* [Task objective] Reproduce the complete listing without any deviation.

---------- Stored rows

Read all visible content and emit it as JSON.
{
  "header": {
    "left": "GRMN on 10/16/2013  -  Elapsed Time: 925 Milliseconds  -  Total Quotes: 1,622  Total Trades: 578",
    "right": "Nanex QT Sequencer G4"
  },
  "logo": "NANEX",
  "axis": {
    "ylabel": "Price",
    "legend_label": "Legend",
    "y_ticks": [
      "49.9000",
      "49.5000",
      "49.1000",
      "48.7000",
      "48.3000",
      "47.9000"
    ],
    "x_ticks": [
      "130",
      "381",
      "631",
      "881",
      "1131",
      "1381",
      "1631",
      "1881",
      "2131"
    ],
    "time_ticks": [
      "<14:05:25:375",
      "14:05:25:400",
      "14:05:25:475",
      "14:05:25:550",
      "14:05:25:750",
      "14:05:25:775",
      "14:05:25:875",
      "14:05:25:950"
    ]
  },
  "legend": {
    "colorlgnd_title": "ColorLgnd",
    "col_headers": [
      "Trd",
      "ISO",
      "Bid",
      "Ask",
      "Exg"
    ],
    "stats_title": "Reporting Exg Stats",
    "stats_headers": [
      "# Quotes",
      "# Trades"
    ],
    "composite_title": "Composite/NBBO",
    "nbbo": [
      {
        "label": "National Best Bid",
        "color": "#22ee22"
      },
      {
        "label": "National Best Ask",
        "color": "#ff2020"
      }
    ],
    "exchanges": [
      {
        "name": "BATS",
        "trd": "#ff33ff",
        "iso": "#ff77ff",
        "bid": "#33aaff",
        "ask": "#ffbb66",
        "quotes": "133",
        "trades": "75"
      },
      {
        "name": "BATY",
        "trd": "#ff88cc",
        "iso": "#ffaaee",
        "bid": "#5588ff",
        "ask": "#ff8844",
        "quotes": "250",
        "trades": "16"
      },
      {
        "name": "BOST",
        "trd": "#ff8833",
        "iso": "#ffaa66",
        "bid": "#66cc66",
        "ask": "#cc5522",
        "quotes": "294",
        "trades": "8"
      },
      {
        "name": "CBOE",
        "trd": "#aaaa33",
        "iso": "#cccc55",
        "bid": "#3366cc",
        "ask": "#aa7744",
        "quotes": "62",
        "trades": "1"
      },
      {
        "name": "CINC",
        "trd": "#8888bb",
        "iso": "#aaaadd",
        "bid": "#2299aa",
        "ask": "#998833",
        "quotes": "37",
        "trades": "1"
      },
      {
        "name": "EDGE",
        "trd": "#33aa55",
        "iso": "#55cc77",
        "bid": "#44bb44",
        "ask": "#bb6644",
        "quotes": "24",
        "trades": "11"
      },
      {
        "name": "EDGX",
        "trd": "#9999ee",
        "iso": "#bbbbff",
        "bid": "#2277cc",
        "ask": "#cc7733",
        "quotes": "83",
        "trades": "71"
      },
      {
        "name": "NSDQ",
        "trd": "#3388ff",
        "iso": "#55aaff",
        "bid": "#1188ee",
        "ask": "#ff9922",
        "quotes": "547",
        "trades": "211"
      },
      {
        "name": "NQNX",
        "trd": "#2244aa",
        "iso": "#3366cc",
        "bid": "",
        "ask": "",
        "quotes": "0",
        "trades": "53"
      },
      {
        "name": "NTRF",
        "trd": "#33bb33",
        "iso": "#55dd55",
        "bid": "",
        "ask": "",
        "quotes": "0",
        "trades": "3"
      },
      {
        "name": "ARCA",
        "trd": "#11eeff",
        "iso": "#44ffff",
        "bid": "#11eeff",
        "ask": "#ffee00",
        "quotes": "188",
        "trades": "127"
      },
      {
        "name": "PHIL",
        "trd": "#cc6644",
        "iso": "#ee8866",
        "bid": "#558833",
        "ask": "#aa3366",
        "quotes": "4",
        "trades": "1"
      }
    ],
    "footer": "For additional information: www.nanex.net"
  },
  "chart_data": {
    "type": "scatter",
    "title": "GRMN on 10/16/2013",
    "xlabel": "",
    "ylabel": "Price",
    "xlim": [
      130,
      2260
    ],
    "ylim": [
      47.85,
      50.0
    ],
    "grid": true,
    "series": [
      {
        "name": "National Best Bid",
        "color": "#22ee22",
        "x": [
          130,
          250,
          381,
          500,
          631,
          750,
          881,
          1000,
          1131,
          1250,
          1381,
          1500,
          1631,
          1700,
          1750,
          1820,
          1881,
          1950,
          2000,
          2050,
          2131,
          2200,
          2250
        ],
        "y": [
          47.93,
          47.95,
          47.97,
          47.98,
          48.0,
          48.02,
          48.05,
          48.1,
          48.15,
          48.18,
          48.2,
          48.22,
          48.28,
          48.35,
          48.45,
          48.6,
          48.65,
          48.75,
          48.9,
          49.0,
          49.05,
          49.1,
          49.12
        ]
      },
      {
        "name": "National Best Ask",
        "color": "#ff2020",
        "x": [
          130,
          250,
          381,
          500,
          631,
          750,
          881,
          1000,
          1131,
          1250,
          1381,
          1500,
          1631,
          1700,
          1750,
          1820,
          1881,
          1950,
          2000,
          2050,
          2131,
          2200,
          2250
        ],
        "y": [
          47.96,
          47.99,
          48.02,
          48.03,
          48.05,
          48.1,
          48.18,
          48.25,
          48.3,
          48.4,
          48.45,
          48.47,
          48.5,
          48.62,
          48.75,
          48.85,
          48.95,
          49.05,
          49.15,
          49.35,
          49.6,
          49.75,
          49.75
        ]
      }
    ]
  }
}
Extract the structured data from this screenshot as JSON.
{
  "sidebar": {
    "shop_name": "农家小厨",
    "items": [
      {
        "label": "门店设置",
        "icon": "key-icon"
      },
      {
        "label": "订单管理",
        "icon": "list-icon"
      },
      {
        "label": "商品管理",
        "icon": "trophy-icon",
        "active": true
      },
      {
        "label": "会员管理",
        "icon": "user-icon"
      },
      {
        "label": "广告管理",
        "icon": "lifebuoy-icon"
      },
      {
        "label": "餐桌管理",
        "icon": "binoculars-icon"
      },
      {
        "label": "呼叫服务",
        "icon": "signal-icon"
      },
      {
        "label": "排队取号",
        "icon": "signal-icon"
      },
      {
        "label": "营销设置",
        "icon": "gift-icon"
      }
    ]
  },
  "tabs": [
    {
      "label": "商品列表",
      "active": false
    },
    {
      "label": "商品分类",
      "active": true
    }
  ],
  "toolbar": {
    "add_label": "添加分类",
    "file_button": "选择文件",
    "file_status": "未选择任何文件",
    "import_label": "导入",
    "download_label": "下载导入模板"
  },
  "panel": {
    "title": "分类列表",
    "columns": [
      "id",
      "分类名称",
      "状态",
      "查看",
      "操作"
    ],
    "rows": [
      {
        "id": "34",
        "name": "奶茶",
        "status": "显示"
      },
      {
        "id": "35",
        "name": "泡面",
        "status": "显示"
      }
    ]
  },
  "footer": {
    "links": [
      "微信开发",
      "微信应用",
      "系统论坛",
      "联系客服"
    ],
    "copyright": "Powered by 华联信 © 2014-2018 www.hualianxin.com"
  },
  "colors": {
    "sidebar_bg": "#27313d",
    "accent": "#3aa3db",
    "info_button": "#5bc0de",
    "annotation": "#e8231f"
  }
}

--------------------

* [Correct output]
Read all visible content and emit it as JSON.
{
  "header": {
    "left": "GRMN on 10/16/2013  -  Elapsed Time: 925 Milliseconds  -  Total Quotes: 1,622  Total Trades: 578",
    "right": "Nanex QT Sequencer G4"
  },
  "logo": "NANEX",
  "axis": {
    "ylabel": "Price",
    "legend_label": "Legend",
    "y_ticks": [
      "49.9000",
      "49.5000",
      "49.1000",
      "48.7000",
      "48.3000",
      "47.9000"
    ],
    "x_ticks": [
      "130",
      "381",
      "631",
      "881",
      "1131",
      "1381",
      "1631",
      "1881",
      "2131"
    ],
    "time_ticks": [
      "<14:05:25:375",
      "14:05:25:400",
      "14:05:25:475",
      "14:05:25:550",
      "14:05:25:750",
      "14:05:25:775",
      "14:05:25:875",
      "14:05:25:950"
    ]
  },
  "legend": {
    "colorlgnd_title": "ColorLgnd",
    "col_headers": [
      "Trd",
      "ISO",
      "Bid",
      "Ask",
      "Exg"
    ],
    "stats_title": "Reporting Exg Stats",
    "stats_headers": [
      "# Quotes",
      "# Trades"
    ],
    "composite_title": "Composite/NBBO",
    "nbbo": [
      {
        "label": "National Best Bid",
        "color": "#22ee22"
      },
      {
        "label": "National Best Ask",
        "color": "#ff2020"
      }
    ],
    "exchanges": [
      {
        "name": "BATS",
        "trd": "#ff33ff",
        "iso": "#ff77ff",
        "bid": "#33aaff",
        "ask": "#ffbb66",
        "quotes": "133",
        "trades": "75"
      },
      {
        "name": "BATY",
        "trd": "#ff88cc",
        "iso": "#ffaaee",
        "bid": "#5588ff",
        "ask": "#ff8844",
        "quotes": "250",
        "trades": "16"
      },
      {
        "name": "BOST",
        "trd": "#ff8833",
        "iso": "#ffaa66",
        "bid": "#66cc66",
        "ask": "#cc5522",
        "quotes": "294",
        "trades": "8"
      },
      {
        "name": "CBOE",
        "trd": "#aaaa33",
        "iso": "#cccc55",
        "bid": "#3366cc",
        "ask": "#aa7744",
        "quotes": "62",
        "trades": "1"
      },
      {
        "name": "CINC",
        "trd": "#8888bb",
        "iso": "#aaaadd",
        "bid": "#2299aa",
        "ask": "#998833",
        "quotes": "37",
        "trades": "1"
      },
      {
        "name": "EDGE",
        "trd": "#33aa55",
        "iso": "#55cc77",
        "bid": "#44bb44",
        "ask": "#bb6644",
        "quotes": "24",
        "trades": "11"
      },
      {
        "name": "EDGX",
        "trd": "#9999ee",
        "iso": "#bbbbff",
        "bid": "#2277cc",
        "ask": "#cc7733",
        "quotes": "83",
        "trades": "71"
      },
      {
        "name": "NSDQ",
        "trd": "#3388ff",
        "iso": "#55aaff",
        "bid": "#1188ee",
        "ask": "#ff9922",
        "quotes": "547",
        "trades": "211"
      },
      {
        "name": "NQNX",
        "trd": "#2244aa",
        "iso": "#3366cc",
        "bid": "",
        "ask": "",
        "quotes": "0",
        "trades": "53"
      },
      {
        "name": "NTRF",
        "trd": "#33bb33",
        "iso": "#55dd55",
        "bid": "",
        "ask": "",
        "quotes": "0",
        "trades": "3"
      },
      {
        "name": "ARCA",
        "trd": "#11eeff",
        "iso": "#44ffff",
        "bid": "#11eeff",
        "ask": "#ffee00",
        "quotes": "188",
        "trades": "127"
      },
      {
        "name": "PHIL",
        "trd": "#cc6644",
        "iso": "#ee8866",
        "bid": "#558833",
        "ask": "#aa3366",
        "quotes": "4",
        "trades": "1"
      }
    ],
    "footer": "For additional information: www.nanex.net"
  },
  "chart_data": {
    "type": "scatter",
    "title": "GRMN on 10/16/2013",
    "xlabel": "",
    "ylabel": "Price",
    "xlim": [
      130,
      2260
    ],
    "ylim": [
      47.85,
      50.0
    ],
    "grid": true,
    "series": [
      {
        "name": "National Best Bid",
        "color": "#22ee22",
        "x": [
          130,
          250,
          381,
          500,
          631,
          750,
          881,
          1000,
          1131,
          1250,
          1381,
          1500,
          1631,
          1700,
          1750,
          1820,
          1881,
          1950,
          2000,
          2050,
          2131,
          2200,
          2250
        ],
        "y": [
          47.93,
          47.95,
          47.97,
          47.98,
          48.0,
          48.02,
          48.05,
          48.1,
          48.15,
          48.18,
          48.2,
          48.22,
          48.28,
          48.35,
          48.45,
          48.6,
          48.65,
          48.75,
          48.9,
          49.0,
          49.05,
          49.1,
          49.12
        ]
      },
      {
        "name": "National Best Ask",
        "color": "#ff2020",
        "x": [
          130,
          250,
          381,
          500,
          631,
          750,
          881,
          1000,
          1131,
          1250,
          1381,
          1500,
          1631,
          1700,
          1750,
          1820,
          1881,
          1950,
          2000,
          2050,
          2131,
          2200,
          2250
        ],
        "y": [
          47.96,
          47.99,
          48.02,
          48.03,
          48.05,
          48.1,
          48.18,
          48.25,
          48.3,
          48.4,
          48.45,
          48.47,
          48.5,
          48.62,
          48.75,
          48.85,
          48.95,
          49.05,
          49.15,
          49.35,
          49.6,
          49.75,
          49.75
        ]
      }
    ]
  }
}
Extract the structured data from this screenshot as JSON.
{
  "sidebar": {
    "shop_name": "农家小厨",
    "items": [
      {
        "label": "门店设置",
        "icon": "key-icon"
      },
      {
        "label": "订单管理",
        "icon": "list-icon"
      },
      {
        "label": "商品管理",
        "icon": "trophy-icon",
        "active": true
      },
      {
        "label": "会员管理",
        "icon": "user-icon"
      },
      {
        "label": "广告管理",
        "icon": "lifebuoy-icon"
      },
      {
        "label": "餐桌管理",
        "icon": "binoculars-icon"
      },
      {
        "label": "呼叫服务",
        "icon": "signal-icon"
      },
      {
        "label": "排队取号",
        "icon": "signal-icon"
      },
      {
        "label": "营销设置",
        "icon": "gift-icon"
      }
    ]
  },
  "tabs": [
    {
      "label": "商品列表",
      "active": false
    },
    {
      "label": "商品分类",
      "active": true
    }
  ],
  "toolbar": {
    "add_label": "添加分类",
    "file_button": "选择文件",
    "file_status": "未选择任何文件",
    "import_label": "导入",
    "download_label": "下载导入模板"
  },
  "panel": {
    "title": "分类列表",
    "columns": [
      "id",
      "分类名称",
      "状态",
      "查看",
      "操作"
    ],
    "rows": [
      {
        "id": "34",
        "name": "奶茶",
        "status": "显示"
      },
      {
        "id": "35",
        "name": "泡面",
        "status": "显示"
      }
    ]
  },
  "footer": {
    "links": [
      "微信开发",
      "微信应用",
      "系统论坛",
      "联系客服"
    ],
    "copyright": "Powered by 华联信 © 2014-2018 www.hualianxin.com"
  },
  "colors": {
    "sidebar_bg": "#27313d",
    "accent": "#3aa3db",
    "info_button": "#5bc0de",
    "annotation": "#e8231f"
  }
}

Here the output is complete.